== Task instructions ==
Recast the data from its first line through the line containing "pad-hole: [329, 546, 334, 551]", inclusive, as a Markdown table with the columns Row and Line, omitting blank lines.

A block of data:
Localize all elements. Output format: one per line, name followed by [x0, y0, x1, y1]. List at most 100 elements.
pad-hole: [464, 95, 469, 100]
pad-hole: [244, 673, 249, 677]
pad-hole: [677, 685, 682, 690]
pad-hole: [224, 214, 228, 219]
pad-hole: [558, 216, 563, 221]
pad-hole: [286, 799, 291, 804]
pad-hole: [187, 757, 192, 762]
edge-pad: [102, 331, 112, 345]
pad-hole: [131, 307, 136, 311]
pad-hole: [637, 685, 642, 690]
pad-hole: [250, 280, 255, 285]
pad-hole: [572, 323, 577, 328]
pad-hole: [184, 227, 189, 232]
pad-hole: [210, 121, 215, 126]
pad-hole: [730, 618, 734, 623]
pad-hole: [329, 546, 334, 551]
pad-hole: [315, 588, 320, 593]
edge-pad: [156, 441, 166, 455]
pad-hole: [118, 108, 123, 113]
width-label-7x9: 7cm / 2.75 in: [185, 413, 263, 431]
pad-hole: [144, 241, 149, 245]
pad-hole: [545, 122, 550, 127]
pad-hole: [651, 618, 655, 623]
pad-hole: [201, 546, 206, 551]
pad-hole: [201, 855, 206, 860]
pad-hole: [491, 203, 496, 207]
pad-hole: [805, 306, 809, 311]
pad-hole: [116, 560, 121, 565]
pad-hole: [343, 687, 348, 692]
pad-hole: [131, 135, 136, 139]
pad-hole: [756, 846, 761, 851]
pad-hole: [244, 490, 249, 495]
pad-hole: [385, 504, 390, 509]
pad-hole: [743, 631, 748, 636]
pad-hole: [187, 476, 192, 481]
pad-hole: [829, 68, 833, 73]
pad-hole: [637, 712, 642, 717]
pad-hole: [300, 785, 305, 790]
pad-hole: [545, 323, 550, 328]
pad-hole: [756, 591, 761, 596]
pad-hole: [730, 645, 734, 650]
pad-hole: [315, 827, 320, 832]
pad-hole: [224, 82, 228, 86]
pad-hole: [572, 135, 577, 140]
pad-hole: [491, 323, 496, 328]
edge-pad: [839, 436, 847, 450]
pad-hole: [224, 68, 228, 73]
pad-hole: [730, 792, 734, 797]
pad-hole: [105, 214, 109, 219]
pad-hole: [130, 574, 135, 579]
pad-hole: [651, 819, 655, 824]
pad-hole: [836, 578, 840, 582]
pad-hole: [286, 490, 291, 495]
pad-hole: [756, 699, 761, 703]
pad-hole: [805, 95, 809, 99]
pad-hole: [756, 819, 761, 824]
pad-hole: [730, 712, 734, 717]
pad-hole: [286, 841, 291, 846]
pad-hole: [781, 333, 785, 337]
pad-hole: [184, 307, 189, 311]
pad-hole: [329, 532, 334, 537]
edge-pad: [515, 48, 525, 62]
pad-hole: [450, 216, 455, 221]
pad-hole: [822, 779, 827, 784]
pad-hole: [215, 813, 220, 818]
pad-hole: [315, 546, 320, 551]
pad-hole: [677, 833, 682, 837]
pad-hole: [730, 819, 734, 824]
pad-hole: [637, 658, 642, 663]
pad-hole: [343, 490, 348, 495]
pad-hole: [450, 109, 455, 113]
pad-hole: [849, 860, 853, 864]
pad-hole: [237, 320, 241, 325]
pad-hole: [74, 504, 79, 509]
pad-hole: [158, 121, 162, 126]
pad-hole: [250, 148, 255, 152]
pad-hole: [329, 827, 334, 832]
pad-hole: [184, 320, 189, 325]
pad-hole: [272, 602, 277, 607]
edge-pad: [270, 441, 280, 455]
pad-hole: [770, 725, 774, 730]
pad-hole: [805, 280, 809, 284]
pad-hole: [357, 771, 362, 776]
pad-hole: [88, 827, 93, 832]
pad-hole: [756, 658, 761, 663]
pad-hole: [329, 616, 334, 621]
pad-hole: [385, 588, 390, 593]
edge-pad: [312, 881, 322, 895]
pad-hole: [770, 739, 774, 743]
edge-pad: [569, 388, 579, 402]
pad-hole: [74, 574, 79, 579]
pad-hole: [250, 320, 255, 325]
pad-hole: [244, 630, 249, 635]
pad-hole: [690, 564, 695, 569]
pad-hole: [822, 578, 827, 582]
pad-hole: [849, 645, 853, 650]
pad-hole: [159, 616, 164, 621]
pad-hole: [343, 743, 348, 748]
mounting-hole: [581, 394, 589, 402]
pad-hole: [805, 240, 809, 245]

== Output for this task ==
| Row | Line |
|---|---|
| 1 | Localize all elements. Output format: one per line, name followed by [x0, y0, x1, y1]. List at most 100 elements. |
| 2 | pad-hole: [464, 95, 469, 100] |
| 3 | pad-hole: [244, 673, 249, 677] |
| 4 | pad-hole: [677, 685, 682, 690] |
| 5 | pad-hole: [224, 214, 228, 219] |
| 6 | pad-hole: [558, 216, 563, 221] |
| 7 | pad-hole: [286, 799, 291, 804] |
| 8 | pad-hole: [187, 757, 192, 762] |
| 9 | edge-pad: [102, 331, 112, 345] |
| 10 | pad-hole: [131, 307, 136, 311] |
| 11 | pad-hole: [637, 685, 642, 690] |
| 12 | pad-hole: [250, 280, 255, 285] |
| 13 | pad-hole: [572, 323, 577, 328] |
| 14 | pad-hole: [184, 227, 189, 232] |
| 15 | pad-hole: [210, 121, 215, 126] |
| 16 | pad-hole: [730, 618, 734, 623] |
| 17 | pad-hole: [329, 546, 334, 551] |